__Exercise details__:
Copy out all lines that carry the word "years".

(Saved entries)
○ ○ ○

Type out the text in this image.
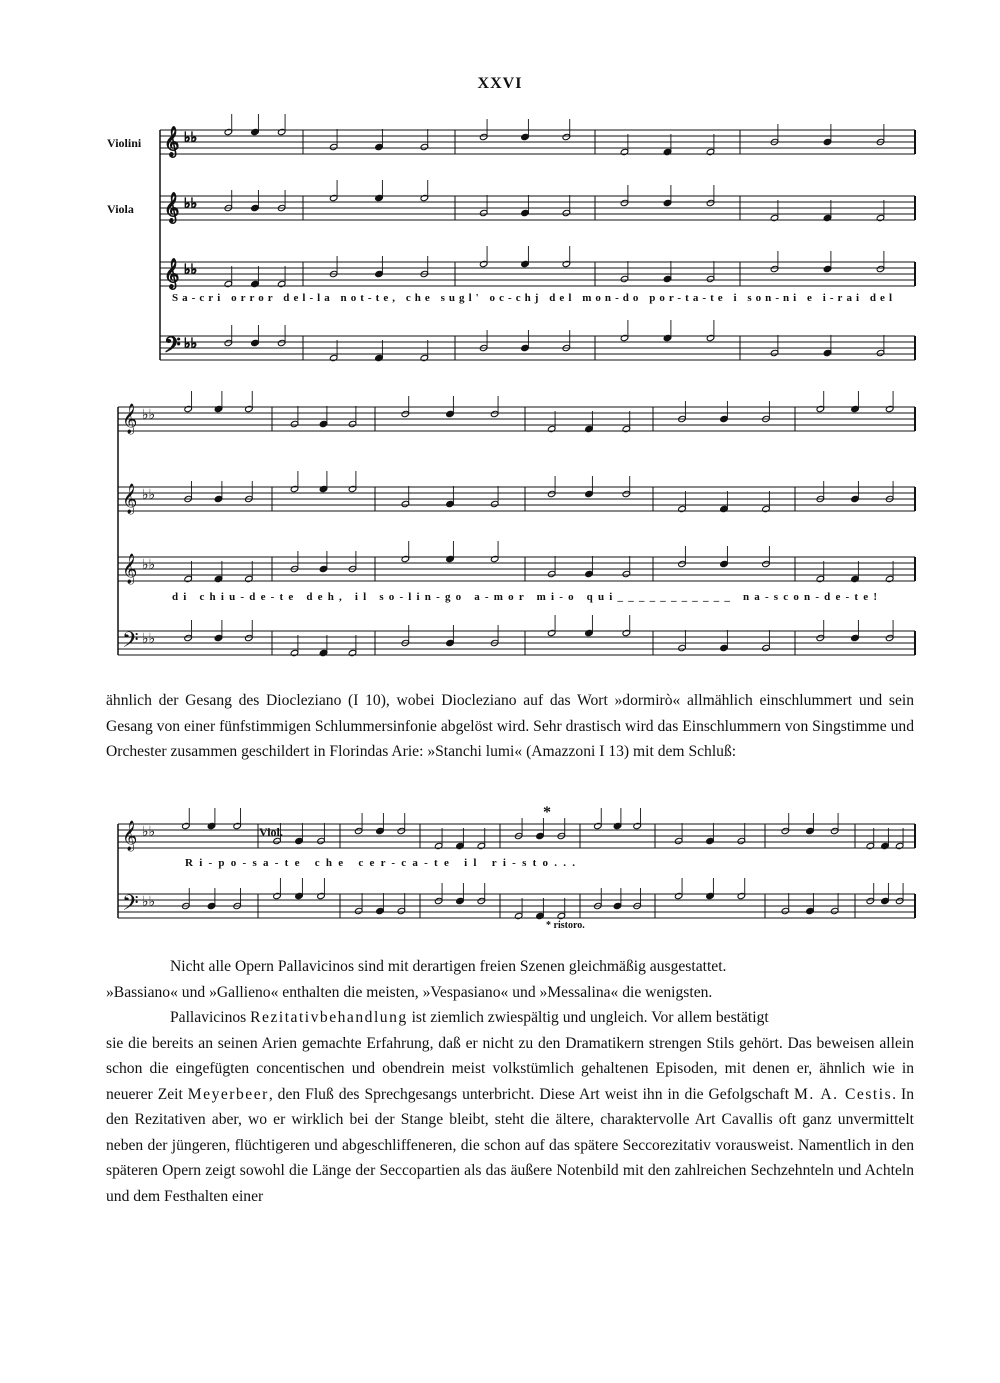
XXVI
Violini
Viola
𝄞 ♭♭
𝄞 ♭♭
𝄞 ♭♭
𝄢 ♭♭
Sa-cri orror del-la not-te, che sugl' oc-chj del mon-do por-ta-te i son-ni e i-rai del
𝄞 ♭♭
𝄞 ♭♭
𝄞 ♭♭
𝄢 ♭♭
di chiu-de-te deh, il so-lin-go a-mor mi-o qui___________ na-scon-de-te!
ähnlich der Gesang des Diocleziano (I 10), wobei Diocleziano auf das Wort »dormirò« allmählich einschlummert und sein Gesang von einer fünfstimmigen Schlummersinfonie abgelöst wird. Sehr drastisch wird das Einschlummern von Singstimme und Orchester zusammen geschildert in Florindas Arie: »Stanchi lumi« (Amazzoni I 13) mit dem Schluß:
Viol.
*
𝄞 ♭♭
𝄢 ♭♭
Ri-po-sa-te che cer-ca-te il ri-sto...
* ristoro.
Nicht alle Opern Pallavicinos sind mit derartigen freien Szenen gleichmäßig ausgestattet.
»Bassiano« und »Gallieno« enthalten die meisten, »Vespasiano« und »Messalina« die wenigsten.
Pallavicinos Rezitativbehandlung ist ziemlich zwiespältig und ungleich. Vor allem bestätigt
sie die bereits an seinen Arien gemachte Erfahrung, daß er nicht zu den Dramatikern strengen Stils gehört. Das beweisen allein schon die eingefügten concentischen und obendrein meist volkstümlich gehaltenen Episoden, mit denen er, ähnlich wie in neuerer Zeit Meyerbeer, den Fluß des Sprechgesangs unterbricht. Diese Art weist ihn in die Gefolgschaft M. A. Cestis. In den Rezitativen aber, wo er wirklich bei der Stange bleibt, steht die ältere, charaktervolle Art Cavallis oft ganz unvermittelt neben der jüngeren, flüchtigeren und abgeschliffeneren, die schon auf das spätere Seccorezitativ vorausweist. Namentlich in den späteren Opern zeigt sowohl die Länge der Seccopartien als das äußere Notenbild mit den zahlreichen Sechzehnteln und Achteln und dem Festhalten einer
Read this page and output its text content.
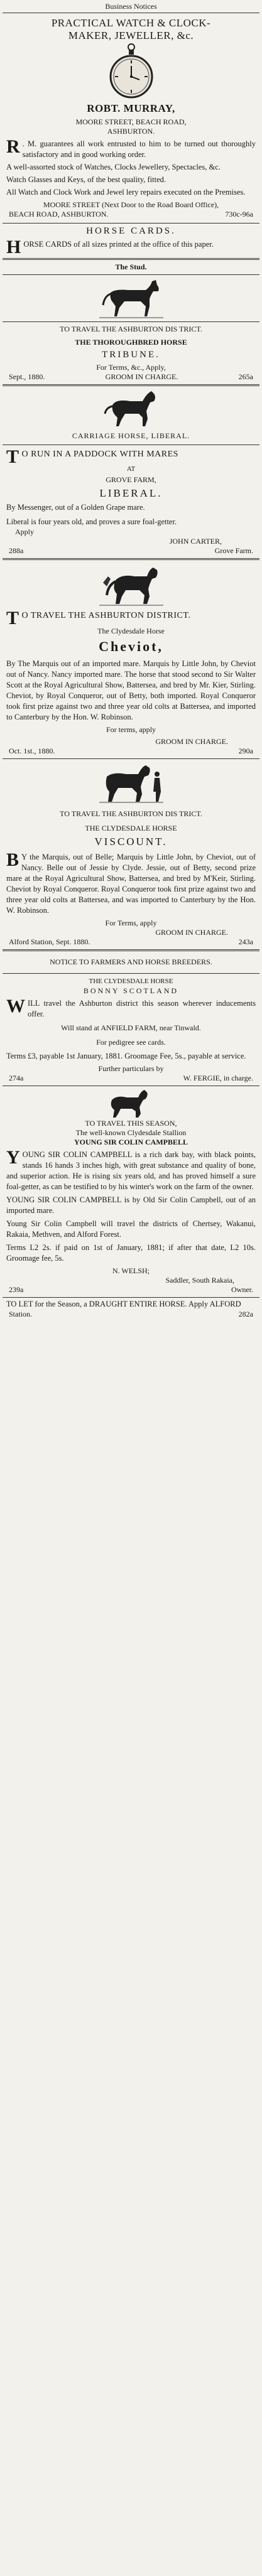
Business Notices
PRACTICAL WATCH & CLOCK-
MAKER, JEWELLER, &c.
ROBT. MURRAY,
MOORE STREET, BEACH ROAD,
ASHBURTON.
R . M. guarantees all work entrusted to him to be turned out thoroughly satisfactory and in good working order.
A well-assorted stock of Watches, Clocks Jewellery, Spectacles, &c.
Watch Glasses and Keys, of the best quality, fitted.
All Watch and Clock Work and Jewel lery repairs executed on the Premises.
MOORE STREET (Next Door to the Road Board Office),
BEACH ROAD, ASHBURTON.	730c-96a
HORSE CARDS.
HORSE CARDS of all sizes printed at the office of this paper.
The Stud.
TO TRAVEL THE ASHBURTON DIS TRICT.
THE THOROUGHBRED HORSE
TRIBUNE.
For Terms, &c., Apply,
Sept., 1880.	GROOM IN CHARGE.	265a
CARRIAGE HORSE, LIBERAL.
T O RUN IN A PADDOCK WITH MARES
AT
GROVE FARM,
LIBERAL.
By Messenger, out of a Golden Grape mare.
Liberal is four years old, and proves a sure foal-getter.
Apply
JOHN CARTER,
288a	Grove Farm.
T O TRAVEL THE ASHBURTON DISTRICT.
The Clydesdale Horse
Cheviot,
By The Marquis out of an imported mare. Marquis by Little John, by Cheviot out of Nancy. Nancy imported mare. The horse that stood second to Sir Walter Scott at the Royal Agricultural Show, Battersea, and bred by Mr. Kier, Stirling. Cheviot, by Royal Conqueror, out of Betty, both imported. Royal Conqueror took first prize against two and three year old colts at Battersea, and imported to Canterbury by the Hon. W. Robinson.
For terms, apply
GROOM IN CHARGE.
Oct. 1st., 1880.	290a
TO TRAVEL THE ASHBURTON DIS TRICT.
THE CLYDESDALE HORSE
VISCOUNT.
B Y the Marquis, out of Belle; Marquis by Little John, by Cheviot, out of Nancy. Belle out of Jessie by Clyde. Jessie, out of Betty, second prize mare at the Royal Agricultural Show, Battersea, and bred by M'Keir, Stirling. Cheviot by Royal Conqueror. Royal Conqueror took first prize against two and three year old colts at Battersea, and was imported to Canterbury by the Hon. W. Robinson.
For Terms, apply
GROOM IN CHARGE.
Alford Station, Sept. 1880.	243a
NOTICE TO FARMERS AND HORSE BREEDERS.
THE CLYDESDALE HORSE
BONNY SCOTLAND
WILL travel the Ashburton district this season wherever inducements offer.
Will stand at ANFIELD FARM, near Tinwald.
For pedigree see cards.
Terms £3, payable 1st January, 1881. Groomage Fee, 5s., payable at service.
Further particulars by
274a	W. FERGIE, in charge.
TO TRAVEL THIS SEASON,
The well-known Clydesdale Stallion
YOUNG SIR COLIN CAMPBELL
YOUNG SIR COLIN CAMPBELL is a rich dark bay, with black points, stands 16 hands 3 inches high, with great substance and quality of bone, and superior action. He is rising six years old, and has proved himself a sure foal-getter, as can be testified to by his winter's work on the farm of the owner.
YOUNG SIR COLIN CAMPBELL is by Old Sir Colin Campbell, out of an imported mare.
Young Sir Colin Campbell will travel the districts of Chertsey, Wakanui, Rakaia, Methven, and Alford Forest.
Terms L2 2s. if paid on 1st of January, 1881; if after that date, L2 10s. Groomage fee, 5s.
N. WELSH;
Saddler, South Rakaia,
239a	Owner.
TO LET for the Season, a DRAUGHT ENTIRE HORSE. Apply ALFORD
Station.	282a
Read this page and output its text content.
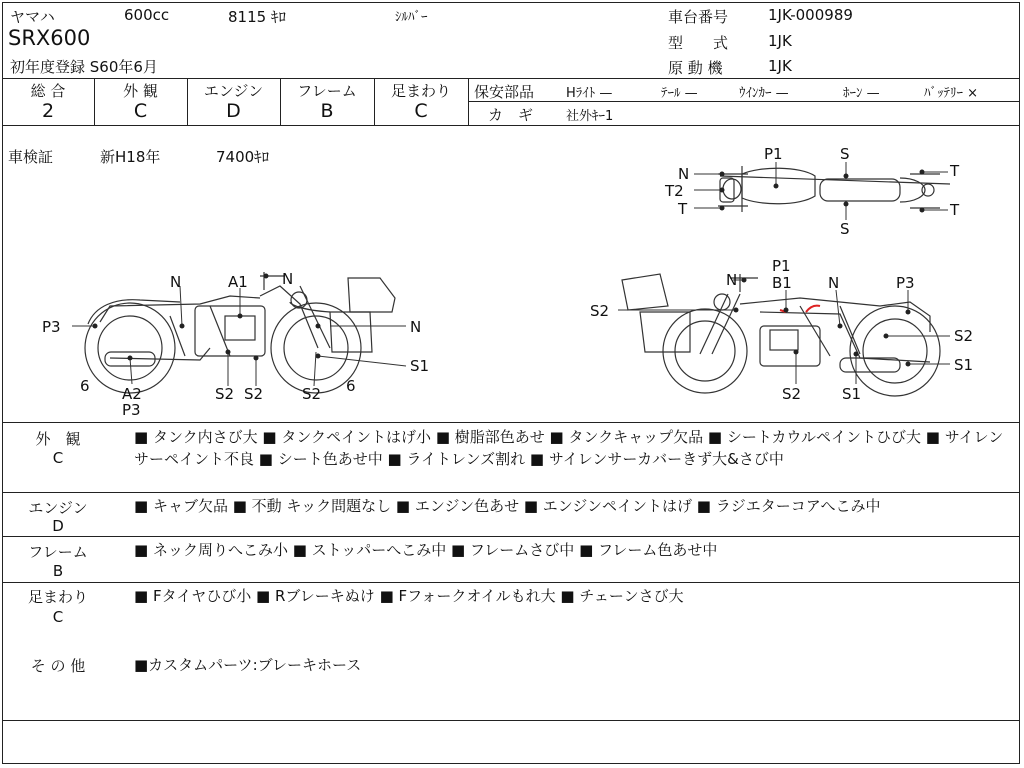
ヤマハ	600cc	8115 ｷﾛ	ｼﾙﾊﾞｰ
SRX600
初年度登録 S60年6月
車台番号	1JK-000989
型　　式	1JK
原 動 機	1JK
総 合
2
外 観
C
エンジン
D
フレーム
B
足まわり
C
保安部品 Hﾗｲﾄ —	ﾃｰﾙ —	ｳｲﾝｶｰ —	ﾎｰﾝ —	ﾊﾞｯﾃﾘｰ ×
カ　ギ	社外ｷｰ1
車検証	新H18年	7400ｷﾛ	P1	S
N
T2
T
T
T
S
N	A1 N
P3	N
S1
6 A2
P3
S2 S2	S2 6
N
P1
B1 N	P3
S2
S2
S1
S2	S1
外　観
C
■ タンク内さび大 ■ タンクペイントはげ小 ■ 樹脂部色あせ ■ タンクキャップ欠品 ■ シートカウルペイントひび大 ■ サイレンサーペイント不良 ■ シート色あせ中 ■ ライトレンズ割れ ■ サイレンサーカバーきず大&さび中
エンジン
D
■ キャブ欠品 ■ 不動 キック問題なし ■ エンジン色あせ ■ エンジンペイントはげ ■ ラジエターコアへこみ中
フレーム
B
■ ネック周りへこみ小 ■ ストッパーへこみ中 ■ フレームさび中 ■ フレーム色あせ中
足まわり
C
■ Fタイヤひび小 ■ Rブレーキぬけ ■ Fフォークオイルもれ大 ■ チェーンさび大
そ の 他	■カスタムパーツ:ブレーキホース
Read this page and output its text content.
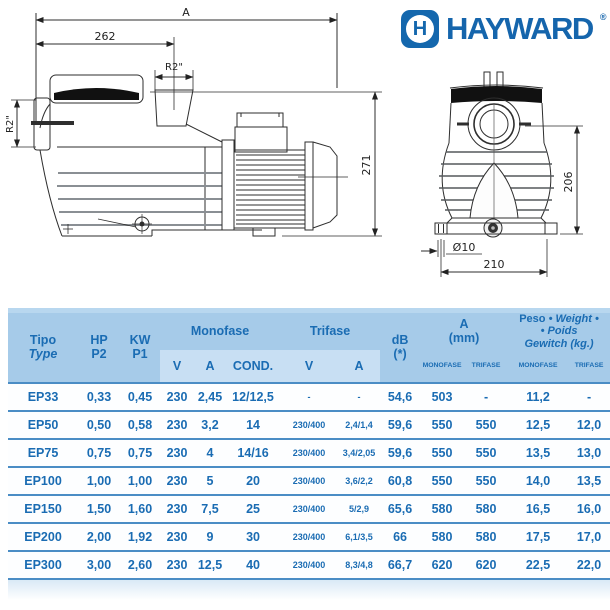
A
262
R2"
R2"
271
206
Ø10
210
H HAYWARD ®
Tipo
Type

HP
P2

KW
P1
	Monofase	Trifase	
dB
(*)

A
(mm)

Peso • Weight •
• Poids
Gewitch (kg.)

			V	A	COND.	V	A		MONOFASE	TRIFASE	MONOFASE	TRIFASE
EP33	0,33	0,45	230	2,45	12/12,5	-	-	54,6	503	-	11,2	-
EP50	0,50	0,58	230	3,2	14	230/400	2,4/1,4	59,6	550	550	12,5	12,0
EP75	0,75	0,75	230	4	14/16	230/400	3,4/2,05	59,6	550	550	13,5	13,0
EP100	1,00	1,00	230	5	20	230/400	3,6/2,2	60,8	550	550	14,0	13,5
EP150	1,50	1,60	230	7,5	25	230/400	5/2,9	65,6	580	580	16,5	16,0
EP200	2,00	1,92	230	9	30	230/400	6,1/3,5	66	580	580	17,5	17,0
EP300	3,00	2,60	230	12,5	40	230/400	8,3/4,8	66,7	620	620	22,5	22,0
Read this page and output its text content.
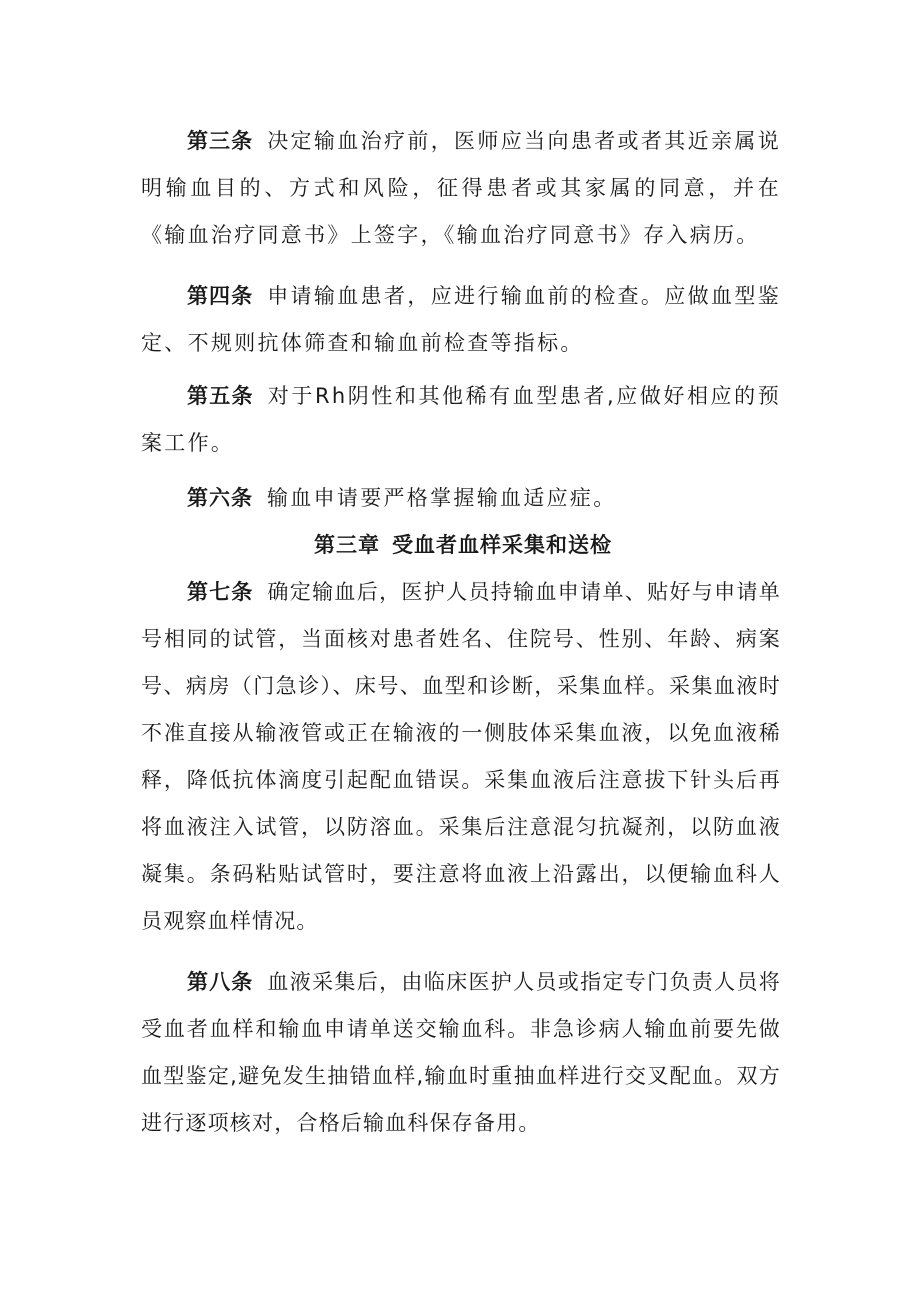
第三条 决定输血治疗前，医师应当向患者或者其近亲属说明输血目的、方式和风险，征得患者或其家属的同意，并在《输血治疗同意书》上签字，《输血治疗同意书》存入病历。

第四条 申请输血患者，应进行输血前的检查。应做血型鉴定、不规则抗体筛查和输血前检查等指标。

第五条 对于Rh阴性和其他稀有血型患者,应做好相应的预案工作。

第六条 输血申请要严格掌握输血适应症。

第三章 受血者血样采集和送检

第七条 确定输血后，医护人员持输血申请单、贴好与申请单号相同的试管，当面核对患者姓名、住院号、性别、年龄、病案号、病房（门急诊）、床号、血型和诊断，采集血样。采集血液时不准直接从输液管或正在输液的一侧肢体采集血液，以免血液稀释，降低抗体滴度引起配血错误。采集血液后注意拔下针头后再将血液注入试管，以防溶血。采集后注意混匀抗凝剂，以防血液凝集。条码粘贴试管时，要注意将血液上沿露出，以便输血科人员观察血样情况。

第八条 血液采集后，由临床医护人员或指定专门负责人员将受血者血样和输血申请单送交输血科。非急诊病人输血前要先做血型鉴定,避免发生抽错血样,输血时重抽血样进行交叉配血。双方进行逐项核对，合格后输血科保存备用。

○ ○ ○

__Exercise answer__:
Liberal is four years old, and proves a sure foal-getter.
YOUNG SIR COLIN CAMPBELL is a rich dark bay, with black points, stands 16 hands 3 inches high, with great substance and quality of bone, and superior action. He is rising six years old, and has proved himself a sure foal-getter, as can be testified to by his winter's work on the farm of the owner.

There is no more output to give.